Extracts from a graphics dataset
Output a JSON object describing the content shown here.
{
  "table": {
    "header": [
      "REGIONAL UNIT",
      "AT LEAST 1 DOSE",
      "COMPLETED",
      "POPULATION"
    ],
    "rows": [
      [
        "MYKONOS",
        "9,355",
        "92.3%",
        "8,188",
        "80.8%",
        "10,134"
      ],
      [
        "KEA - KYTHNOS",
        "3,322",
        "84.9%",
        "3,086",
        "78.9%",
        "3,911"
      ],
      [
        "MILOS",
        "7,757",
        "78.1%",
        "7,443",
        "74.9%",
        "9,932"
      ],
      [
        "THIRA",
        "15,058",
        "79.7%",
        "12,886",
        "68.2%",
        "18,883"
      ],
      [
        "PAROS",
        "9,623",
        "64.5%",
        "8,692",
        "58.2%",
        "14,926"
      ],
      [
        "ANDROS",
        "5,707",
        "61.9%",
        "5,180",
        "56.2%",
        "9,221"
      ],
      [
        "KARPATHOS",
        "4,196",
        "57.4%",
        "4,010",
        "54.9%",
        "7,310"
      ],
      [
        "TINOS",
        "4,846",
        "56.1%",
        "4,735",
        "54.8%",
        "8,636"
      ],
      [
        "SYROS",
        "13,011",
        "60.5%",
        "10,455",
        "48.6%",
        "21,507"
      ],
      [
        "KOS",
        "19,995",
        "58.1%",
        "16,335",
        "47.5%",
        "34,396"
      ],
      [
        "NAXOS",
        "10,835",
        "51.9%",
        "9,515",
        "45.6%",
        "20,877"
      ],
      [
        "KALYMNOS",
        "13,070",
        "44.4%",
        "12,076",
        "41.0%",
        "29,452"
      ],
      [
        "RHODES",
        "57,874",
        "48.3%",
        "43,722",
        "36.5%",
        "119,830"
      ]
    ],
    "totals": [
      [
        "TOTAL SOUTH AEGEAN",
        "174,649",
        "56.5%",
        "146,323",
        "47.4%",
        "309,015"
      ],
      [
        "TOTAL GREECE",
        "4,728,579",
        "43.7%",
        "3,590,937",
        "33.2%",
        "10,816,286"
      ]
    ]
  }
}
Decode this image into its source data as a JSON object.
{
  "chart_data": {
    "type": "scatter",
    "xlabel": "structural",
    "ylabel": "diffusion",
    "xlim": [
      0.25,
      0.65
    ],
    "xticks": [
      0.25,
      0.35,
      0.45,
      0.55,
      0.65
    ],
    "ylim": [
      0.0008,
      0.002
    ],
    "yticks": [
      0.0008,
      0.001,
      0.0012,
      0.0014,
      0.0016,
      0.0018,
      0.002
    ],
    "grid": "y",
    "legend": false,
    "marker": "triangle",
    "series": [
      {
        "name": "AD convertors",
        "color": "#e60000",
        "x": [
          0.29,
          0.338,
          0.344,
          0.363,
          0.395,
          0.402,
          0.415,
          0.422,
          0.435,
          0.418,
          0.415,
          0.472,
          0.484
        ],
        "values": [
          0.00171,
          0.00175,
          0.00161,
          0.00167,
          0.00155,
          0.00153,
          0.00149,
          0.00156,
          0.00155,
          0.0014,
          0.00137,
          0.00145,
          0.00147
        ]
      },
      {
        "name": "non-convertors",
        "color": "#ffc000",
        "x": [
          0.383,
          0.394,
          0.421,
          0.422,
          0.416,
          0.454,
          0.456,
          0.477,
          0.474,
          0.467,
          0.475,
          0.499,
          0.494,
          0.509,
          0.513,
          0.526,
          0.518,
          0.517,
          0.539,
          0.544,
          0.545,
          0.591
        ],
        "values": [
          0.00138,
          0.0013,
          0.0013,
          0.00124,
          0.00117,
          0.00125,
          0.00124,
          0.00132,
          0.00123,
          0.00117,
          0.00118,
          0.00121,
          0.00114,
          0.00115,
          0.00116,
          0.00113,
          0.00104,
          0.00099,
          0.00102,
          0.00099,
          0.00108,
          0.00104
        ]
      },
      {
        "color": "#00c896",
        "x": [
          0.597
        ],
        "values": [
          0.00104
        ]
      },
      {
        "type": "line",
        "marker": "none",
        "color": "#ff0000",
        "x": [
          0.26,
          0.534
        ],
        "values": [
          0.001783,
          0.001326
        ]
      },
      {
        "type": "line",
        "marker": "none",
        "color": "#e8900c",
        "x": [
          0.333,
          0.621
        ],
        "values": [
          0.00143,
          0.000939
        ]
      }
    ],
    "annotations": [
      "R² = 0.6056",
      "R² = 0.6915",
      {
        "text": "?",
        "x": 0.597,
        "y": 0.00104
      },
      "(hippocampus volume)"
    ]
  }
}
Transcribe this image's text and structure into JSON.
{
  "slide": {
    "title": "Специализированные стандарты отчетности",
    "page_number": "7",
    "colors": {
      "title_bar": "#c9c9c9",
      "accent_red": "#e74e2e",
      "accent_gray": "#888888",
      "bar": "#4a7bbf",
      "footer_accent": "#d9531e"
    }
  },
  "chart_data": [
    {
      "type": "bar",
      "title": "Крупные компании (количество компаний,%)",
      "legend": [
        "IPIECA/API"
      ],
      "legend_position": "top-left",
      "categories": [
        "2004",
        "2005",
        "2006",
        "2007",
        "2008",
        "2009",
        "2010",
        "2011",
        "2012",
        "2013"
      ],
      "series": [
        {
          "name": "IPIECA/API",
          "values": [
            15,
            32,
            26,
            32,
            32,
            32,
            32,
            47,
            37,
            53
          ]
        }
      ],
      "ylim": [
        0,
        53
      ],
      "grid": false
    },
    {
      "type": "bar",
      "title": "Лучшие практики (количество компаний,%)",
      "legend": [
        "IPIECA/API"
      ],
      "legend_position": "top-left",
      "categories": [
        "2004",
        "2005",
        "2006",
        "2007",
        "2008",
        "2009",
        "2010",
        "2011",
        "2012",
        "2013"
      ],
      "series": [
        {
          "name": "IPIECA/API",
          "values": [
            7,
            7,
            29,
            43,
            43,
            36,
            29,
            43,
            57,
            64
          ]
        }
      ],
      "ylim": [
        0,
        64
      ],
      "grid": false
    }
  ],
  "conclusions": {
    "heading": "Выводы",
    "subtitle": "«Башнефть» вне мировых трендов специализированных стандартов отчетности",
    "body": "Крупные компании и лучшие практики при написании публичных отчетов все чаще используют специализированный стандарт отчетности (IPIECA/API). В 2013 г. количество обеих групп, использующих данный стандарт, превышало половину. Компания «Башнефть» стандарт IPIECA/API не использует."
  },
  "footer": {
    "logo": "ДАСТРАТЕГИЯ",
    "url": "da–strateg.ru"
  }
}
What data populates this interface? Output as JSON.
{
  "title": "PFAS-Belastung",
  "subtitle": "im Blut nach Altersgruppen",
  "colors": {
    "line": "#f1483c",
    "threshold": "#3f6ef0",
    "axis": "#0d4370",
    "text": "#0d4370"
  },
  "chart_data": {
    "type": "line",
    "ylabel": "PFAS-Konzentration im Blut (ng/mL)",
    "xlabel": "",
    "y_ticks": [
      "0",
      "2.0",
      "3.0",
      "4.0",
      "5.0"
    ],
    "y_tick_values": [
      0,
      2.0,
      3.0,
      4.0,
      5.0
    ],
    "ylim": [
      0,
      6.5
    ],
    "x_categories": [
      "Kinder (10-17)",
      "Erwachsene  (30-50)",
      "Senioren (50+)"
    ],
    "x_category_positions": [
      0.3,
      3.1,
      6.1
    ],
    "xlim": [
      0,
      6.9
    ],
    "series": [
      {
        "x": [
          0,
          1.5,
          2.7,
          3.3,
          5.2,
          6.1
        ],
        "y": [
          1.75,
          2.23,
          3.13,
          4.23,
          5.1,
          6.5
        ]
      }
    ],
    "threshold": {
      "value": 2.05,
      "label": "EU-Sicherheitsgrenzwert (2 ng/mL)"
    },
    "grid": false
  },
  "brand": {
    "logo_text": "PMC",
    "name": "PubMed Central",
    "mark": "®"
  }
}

TO BE DONE: Figure out how many lines of the data above include "Output", then give the number and nothing more.

RESPONSE FOR THIS EXERCISE: 2